Dataset records
* Begin *

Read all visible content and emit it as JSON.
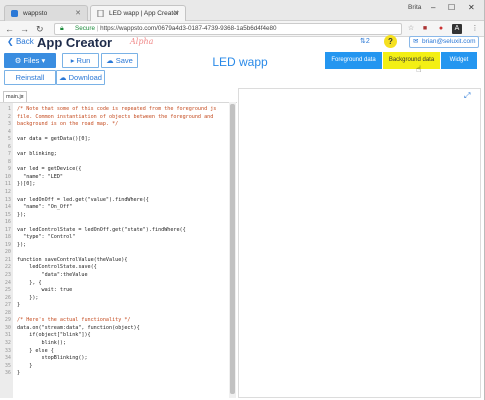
{
  "browser": {
    "tabs": [
      {
        "label": "wappsto"
      },
      {
        "label": "LED wapp | App Creator"
      }
    ],
    "window_user": "Brita",
    "secure_label": "Secure",
    "url": "https://wappsto.com/0679a4d3-0187-4739-9368-1a5b6d4f4e80"
  },
  "header": {
    "back": "Back",
    "title": "App Creator",
    "badge": "Alpha",
    "notifications": "2",
    "help": "?",
    "user": "brian@seluxit.com"
  },
  "toolbar": {
    "files": "Files",
    "run": "Run",
    "save": "Save",
    "reinstall": "Reinstall",
    "download": "Download"
  },
  "app_name": "LED wapp",
  "views": {
    "foreground": "Foreground data",
    "background": "Background data",
    "widget": "Widget"
  },
  "editor": {
    "file_tab": "main.js",
    "lines": [
      "/* Note that some of this code is repeated from the foreground js",
      "file. Common instantiation of objects between the foreground and",
      "background is on the road map. */",
      "",
      "var data = getData()[0];",
      "",
      "var blinking;",
      "",
      "var led = getDevice({",
      "  \"name\": \"LED\"",
      "})[0];",
      "",
      "var ledOnOff = led.get(\"value\").findWhere({",
      "  \"name\": \"On_Off\"",
      "});",
      "",
      "var ledControlState = ledOnOff.get(\"state\").findWhere({",
      "  \"type\": \"Control\"",
      "});",
      "",
      "function saveControlValue(theValue){",
      "    ledControlState.save({",
      "        \"data\":theValue",
      "    }, {",
      "        wait: true",
      "    });",
      "}",
      "",
      "/* Here's the actual functionality */",
      "data.on(\"stream:data\", function(object){",
      "    if(object[\"blink\"]){",
      "        blink();",
      "    } else {",
      "        stopBlinking();",
      "    }",
      "}"
    ]
  },
  "colors": {
    "accent": "#2496f0",
    "active_view": "#f3ef14",
    "title": "#1d2b4a",
    "badge": "#f08a8a"
  }
}
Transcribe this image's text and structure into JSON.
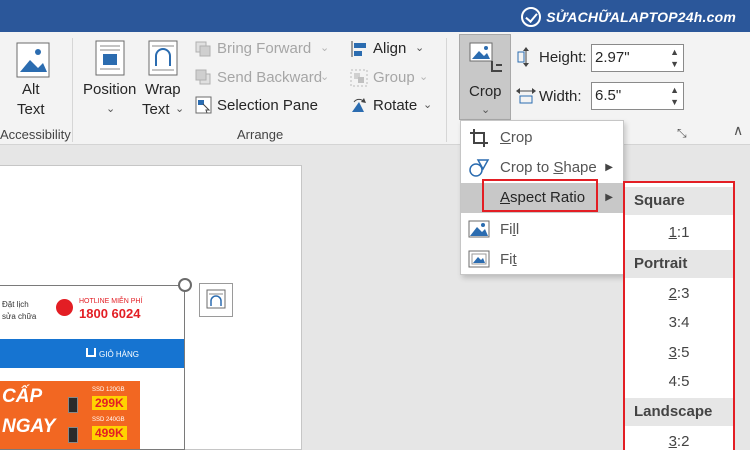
{
  "watermark": {
    "text": "SỬACHỮALAPTOP24h.com"
  },
  "ribbon": {
    "alt_text": {
      "line1": "Alt",
      "line2": "Text"
    },
    "accessibility_label": "Accessibility",
    "position_label": "Position",
    "wrap_text": {
      "line1": "Wrap",
      "line2": "Text"
    },
    "bring_forward": "Bring Forward",
    "send_backward": "Send Backward",
    "selection_pane": "Selection Pane",
    "align": "Align",
    "group": "Group",
    "rotate": "Rotate",
    "arrange_label": "Arrange",
    "crop_label": "Crop",
    "height_label": "Height:",
    "height_value": "2.97\"",
    "width_label": "Width:",
    "width_value": "6.5\""
  },
  "crop_menu": {
    "items": [
      {
        "label": "Crop",
        "accel": "C",
        "rest": "rop"
      },
      {
        "label": "Crop to Shape",
        "pre": "Crop to ",
        "accel": "S",
        "rest": "hape"
      },
      {
        "label": "Aspect Ratio",
        "accel": "A",
        "rest": "spect Ratio"
      },
      {
        "label": "Fill",
        "pre": "Fi",
        "accel": "l",
        "rest": "l"
      },
      {
        "label": "Fit",
        "pre": "Fi",
        "accel": "t",
        "rest": ""
      }
    ]
  },
  "aspect_submenu": {
    "square_header": "Square",
    "square": [
      {
        "accel": "1",
        "rest": ":1"
      }
    ],
    "portrait_header": "Portrait",
    "portrait": [
      {
        "accel": "2",
        "rest": ":3"
      },
      {
        "accel": "",
        "rest": "3:4"
      },
      {
        "accel": "3",
        "rest": ":5"
      },
      {
        "accel": "",
        "rest": "4:5"
      }
    ],
    "landscape_header": "Landscape",
    "landscape": [
      {
        "accel": "3",
        "rest": ":2"
      }
    ]
  },
  "picture": {
    "line1": "Đặt lịch",
    "line2": "sửa chữa",
    "hotline_label": "HOTLINE MIỄN PHÍ",
    "hotline_number": "1800 6024",
    "cart_label": "GIỎ HÀNG",
    "promo1": "CẤP",
    "promo2": "NGAY",
    "ssd1": "SSD 120GB",
    "price1": "299K",
    "ssd2": "SSD 240GB",
    "price2": "499K"
  },
  "colors": {
    "titlebar": "#2b579a",
    "highlight_border": "#e31e24",
    "menu_hover": "#c8c8c8"
  }
}
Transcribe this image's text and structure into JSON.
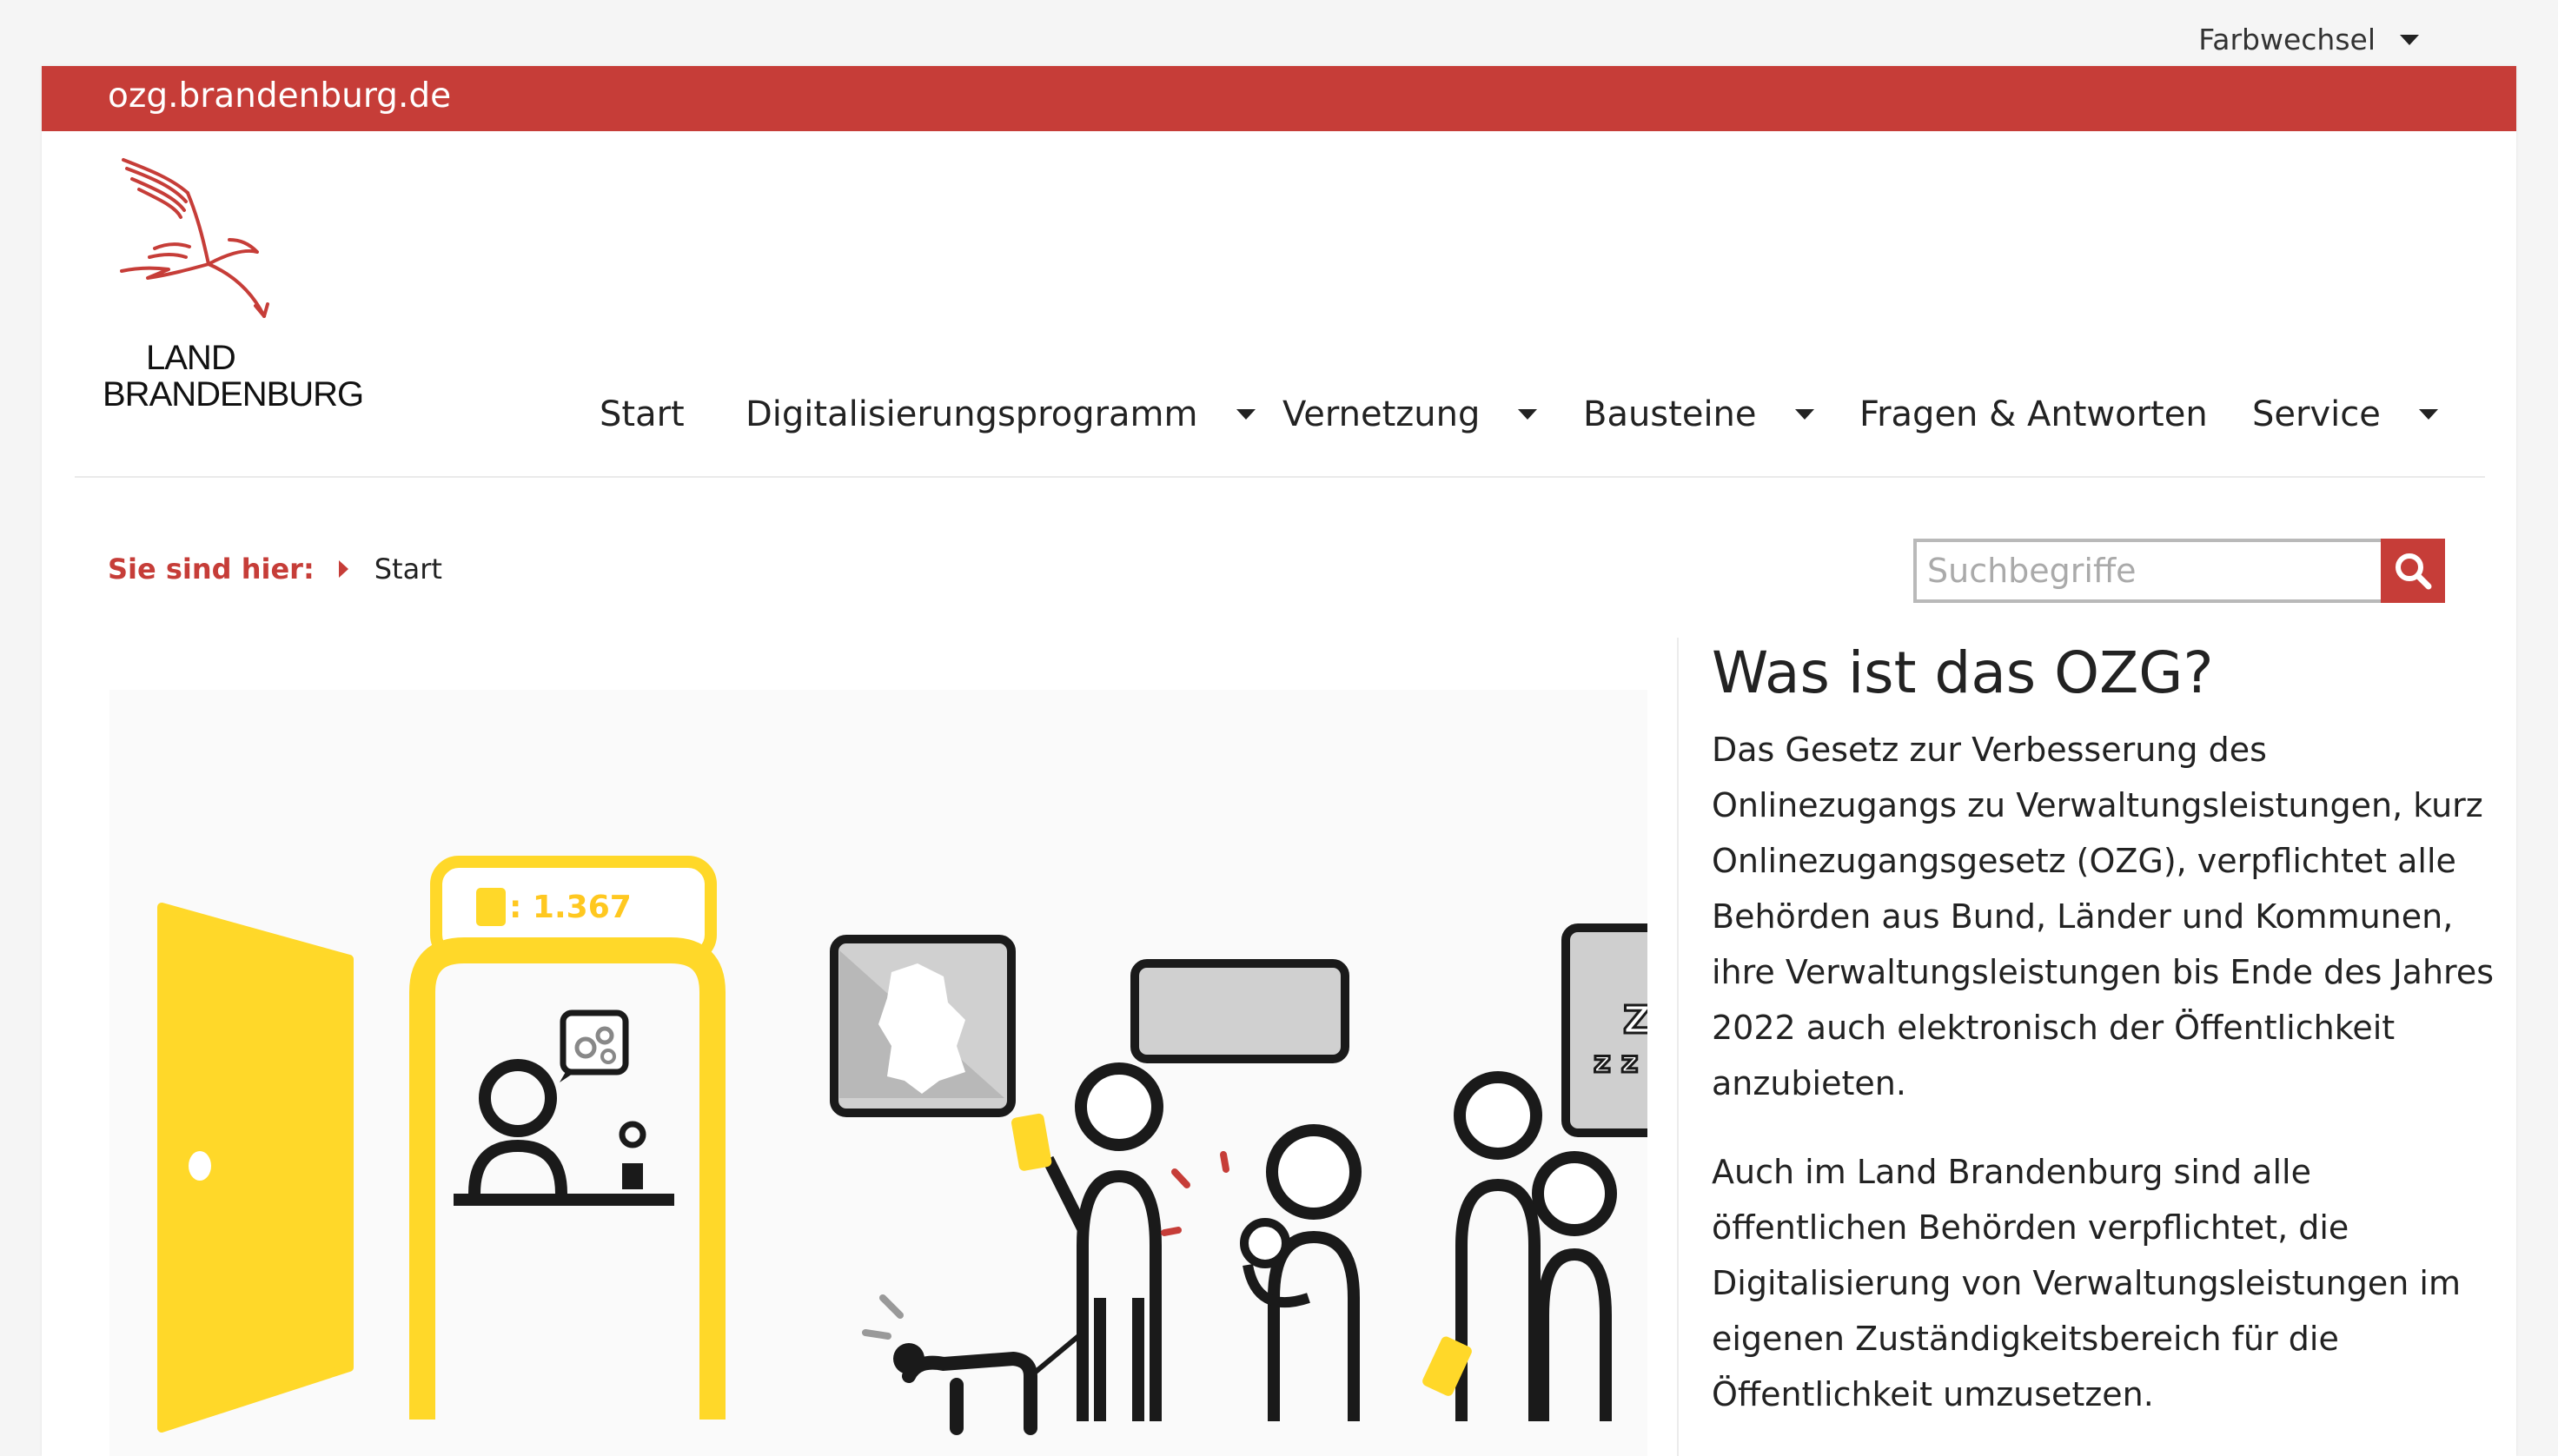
{
  "top": {
    "color_switch_label": "Farbwechsel"
  },
  "site": {
    "domain": "ozg.brandenburg.de"
  },
  "logo": {
    "line1": "LAND",
    "line2": "BRANDENBURG"
  },
  "nav": {
    "items": [
      {
        "label": "Start",
        "has_dropdown": false
      },
      {
        "label": "Digitalisierungsprogramm",
        "has_dropdown": true
      },
      {
        "label": "Vernetzung",
        "has_dropdown": true
      },
      {
        "label": "Bausteine",
        "has_dropdown": true
      },
      {
        "label": "Fragen & Antworten",
        "has_dropdown": false
      },
      {
        "label": "Service",
        "has_dropdown": true
      }
    ]
  },
  "breadcrumb": {
    "label": "Sie sind hier:",
    "current": "Start"
  },
  "search": {
    "placeholder": "Suchbegriffe",
    "value": ""
  },
  "illustration": {
    "counter_text": ": 1.367"
  },
  "article": {
    "title": "Was ist das OZG?",
    "paragraphs": [
      "Das Gesetz zur Verbesserung des Onlinezugangs zu Verwaltungsleistungen, kurz Onlinezugangsgesetz (OZG), verpflichtet alle Behörden aus Bund, Länder und Kommunen, ihre Verwaltungsleistungen bis Ende des Jahres 2022 auch elektronisch der Öffentlichkeit anzubieten.",
      "Auch im Land Brandenburg sind alle öffentlichen Behörden verpflichtet, die Digitalisierung von Verwaltungsleistungen im eigenen Zuständigkeitsbereich für die Öffentlichkeit umzusetzen."
    ]
  },
  "colors": {
    "brand_red": "#c63d38",
    "accent_yellow": "#ffd829",
    "dark": "#1a1a1a"
  }
}
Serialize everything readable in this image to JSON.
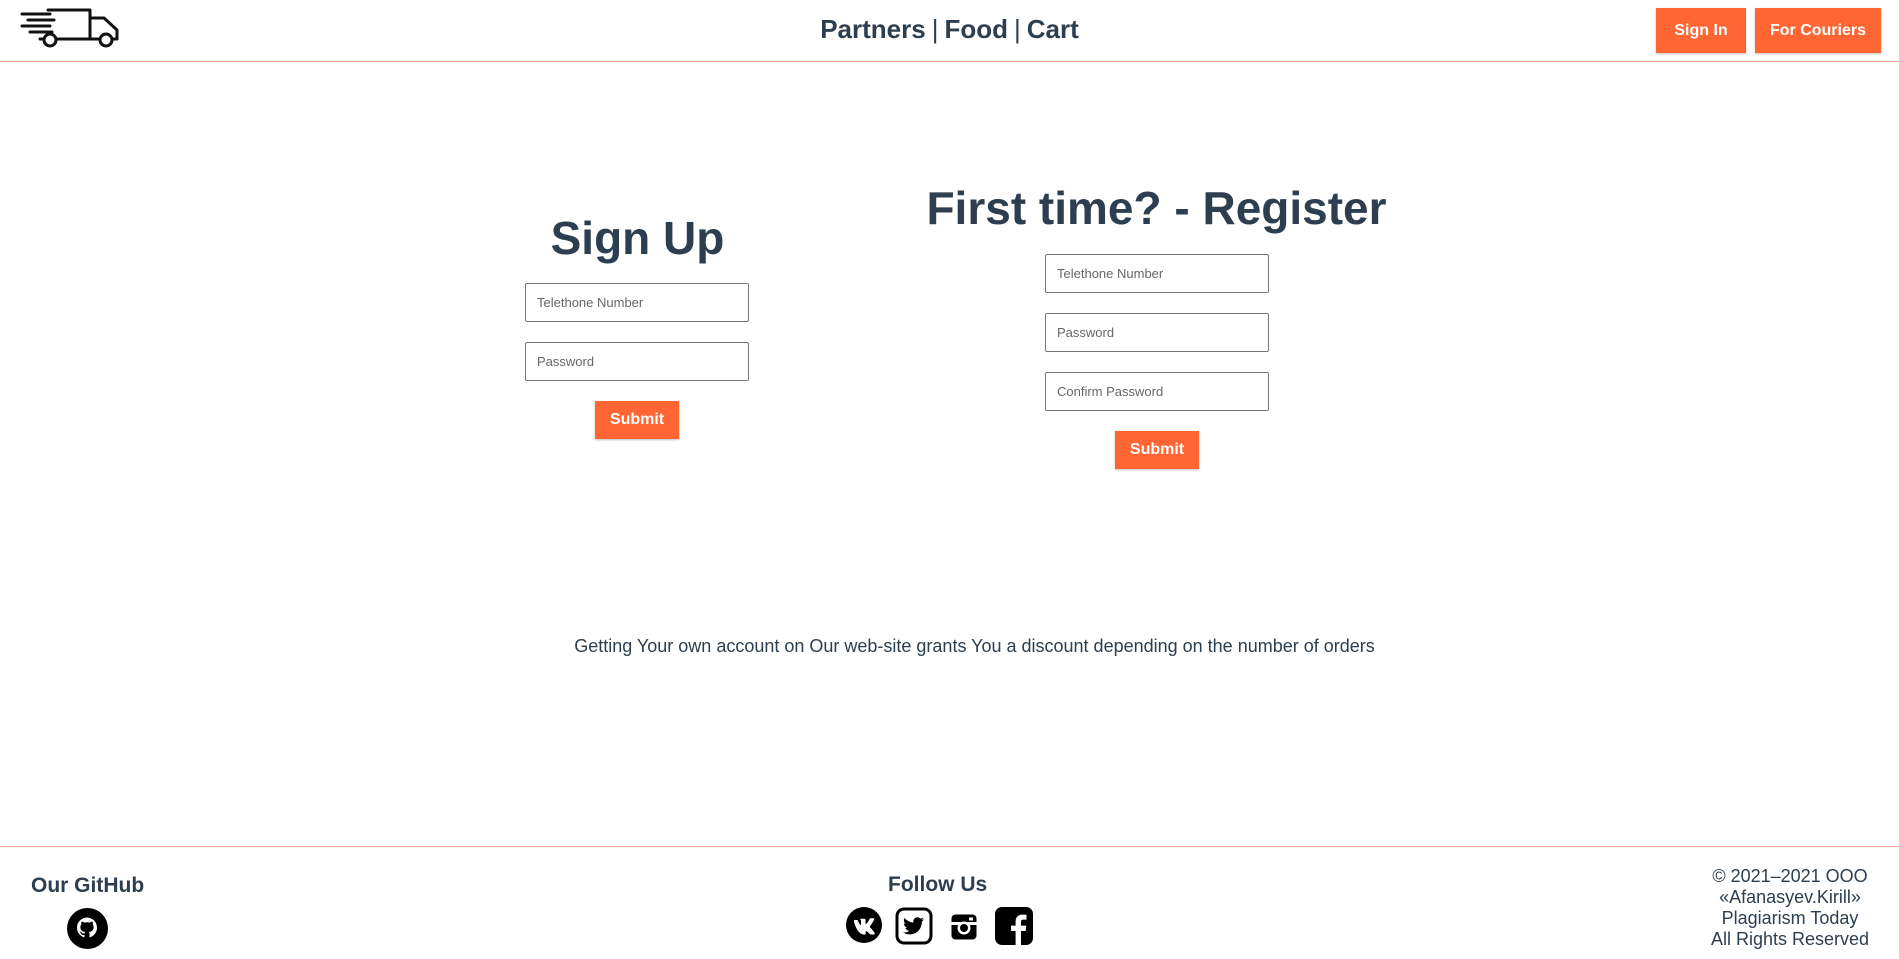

* End *

Return the listing above word for word, with the pictures removed.

Read all visible content and emit it as JSON.
{
  "browser": {
    "tabs": [
      {
        "label": "wappsto"
      },
      {
        "label": "LED wapp | App Creator"
      }
    ],
    "window_user": "Brita",
    "secure_label": "Secure",
    "url": "https://wappsto.com/0679a4d3-0187-4739-9368-1a5b6d4f4e80"
  },
  "header": {
    "back": "Back",
    "title": "App Creator",
    "badge": "Alpha",
    "notifications": "2",
    "help": "?",
    "user": "brian@seluxit.com"
  },
  "toolbar": {
    "files": "Files",
    "run": "Run",
    "save": "Save",
    "reinstall": "Reinstall",
    "download": "Download"
  },
  "app_name": "LED wapp",
  "views": {
    "foreground": "Foreground data",
    "background": "Background data",
    "widget": "Widget"
  },
  "editor": {
    "file_tab": "main.js",
    "lines": [
      "/* Note that some of this code is repeated from the foreground js",
      "file. Common instantiation of objects between the foreground and",
      "background is on the road map. */",
      "",
      "var data = getData()[0];",
      "",
      "var blinking;",
      "",
      "var led = getDevice({",
      "  \"name\": \"LED\"",
      "})[0];",
      "",
      "var ledOnOff = led.get(\"value\").findWhere({",
      "  \"name\": \"On_Off\"",
      "});",
      "",
      "var ledControlState = ledOnOff.get(\"state\").findWhere({",
      "  \"type\": \"Control\"",
      "});",
      "",
      "function saveControlValue(theValue){",
      "    ledControlState.save({",
      "        \"data\":theValue",
      "    }, {",
      "        wait: true",
      "    });",
      "}",
      "",
      "/* Here's the actual functionality */",
      "data.on(\"stream:data\", function(object){",
      "    if(object[\"blink\"]){",
      "        blink();",
      "    } else {",
      "        stopBlinking();",
      "    }",
      "}"
    ]
  },
  "colors": {
    "accent": "#2496f0",
    "active_view": "#f3ef14",
    "title": "#1d2b4a",
    "badge": "#f08a8a"
  }
}
Transcribe this image's text and structure into JSON.
{
  "watermark": {
    "text": "SỬACHỮALAPTOP24h.com"
  },
  "ribbon": {
    "alt_text": {
      "line1": "Alt",
      "line2": "Text"
    },
    "accessibility_label": "Accessibility",
    "position_label": "Position",
    "wrap_text": {
      "line1": "Wrap",
      "line2": "Text"
    },
    "bring_forward": "Bring Forward",
    "send_backward": "Send Backward",
    "selection_pane": "Selection Pane",
    "align": "Align",
    "group": "Group",
    "rotate": "Rotate",
    "arrange_label": "Arrange",
    "crop_label": "Crop",
    "height_label": "Height:",
    "height_value": "2.97\"",
    "width_label": "Width:",
    "width_value": "6.5\""
  },
  "crop_menu": {
    "items": [
      {
        "label": "Crop",
        "accel": "C",
        "rest": "rop"
      },
      {
        "label": "Crop to Shape",
        "pre": "Crop to ",
        "accel": "S",
        "rest": "hape"
      },
      {
        "label": "Aspect Ratio",
        "accel": "A",
        "rest": "spect Ratio"
      },
      {
        "label": "Fill",
        "pre": "Fi",
        "accel": "l",
        "rest": "l"
      },
      {
        "label": "Fit",
        "pre": "Fi",
        "accel": "t",
        "rest": ""
      }
    ]
  },
  "aspect_submenu": {
    "square_header": "Square",
    "square": [
      {
        "accel": "1",
        "rest": ":1"
      }
    ],
    "portrait_header": "Portrait",
    "portrait": [
      {
        "accel": "2",
        "rest": ":3"
      },
      {
        "accel": "",
        "rest": "3:4"
      },
      {
        "accel": "3",
        "rest": ":5"
      },
      {
        "accel": "",
        "rest": "4:5"
      }
    ],
    "landscape_header": "Landscape",
    "landscape": [
      {
        "accel": "3",
        "rest": ":2"
      }
    ]
  },
  "picture": {
    "line1": "Đặt lịch",
    "line2": "sửa chữa",
    "hotline_label": "HOTLINE MIỄN PHÍ",
    "hotline_number": "1800 6024",
    "cart_label": "GIỎ HÀNG",
    "promo1": "CẤP",
    "promo2": "NGAY",
    "ssd1": "SSD 120GB",
    "price1": "299K",
    "ssd2": "SSD 240GB",
    "price2": "499K"
  },
  "colors": {
    "titlebar": "#2b579a",
    "highlight_border": "#e31e24",
    "menu_hover": "#c8c8c8"
  }
}
Transcribe this image's text and structure into JSON.
{
  "top": {
    "color_switch_label": "Farbwechsel"
  },
  "site": {
    "domain": "ozg.brandenburg.de"
  },
  "logo": {
    "line1": "LAND",
    "line2": "BRANDENBURG"
  },
  "nav": {
    "items": [
      {
        "label": "Start",
        "has_dropdown": false
      },
      {
        "label": "Digitalisierungsprogramm",
        "has_dropdown": true
      },
      {
        "label": "Vernetzung",
        "has_dropdown": true
      },
      {
        "label": "Bausteine",
        "has_dropdown": true
      },
      {
        "label": "Fragen & Antworten",
        "has_dropdown": false
      },
      {
        "label": "Service",
        "has_dropdown": true
      }
    ]
  },
  "breadcrumb": {
    "label": "Sie sind hier:",
    "current": "Start"
  },
  "search": {
    "placeholder": "Suchbegriffe",
    "value": ""
  },
  "illustration": {
    "counter_text": ": 1.367"
  },
  "article": {
    "title": "Was ist das OZG?",
    "paragraphs": [
      "Das Gesetz zur Verbesserung des Onlinezugangs zu Verwaltungsleistungen, kurz Onlinezugangsgesetz (OZG), verpflichtet alle Behörden aus Bund, Länder und Kommunen, ihre Verwaltungsleistungen bis Ende des Jahres 2022 auch elektronisch der Öffentlichkeit anzubieten.",
      "Auch im Land Brandenburg sind alle öffentlichen Behörden verpflichtet, die Digitalisierung von Verwaltungsleistungen im eigenen Zuständigkeitsbereich für die Öffentlichkeit umzusetzen."
    ]
  },
  "colors": {
    "brand_red": "#c63d38",
    "accent_yellow": "#ffd829",
    "dark": "#1a1a1a"
  }
}
Serialize everything readable in this image to JSON.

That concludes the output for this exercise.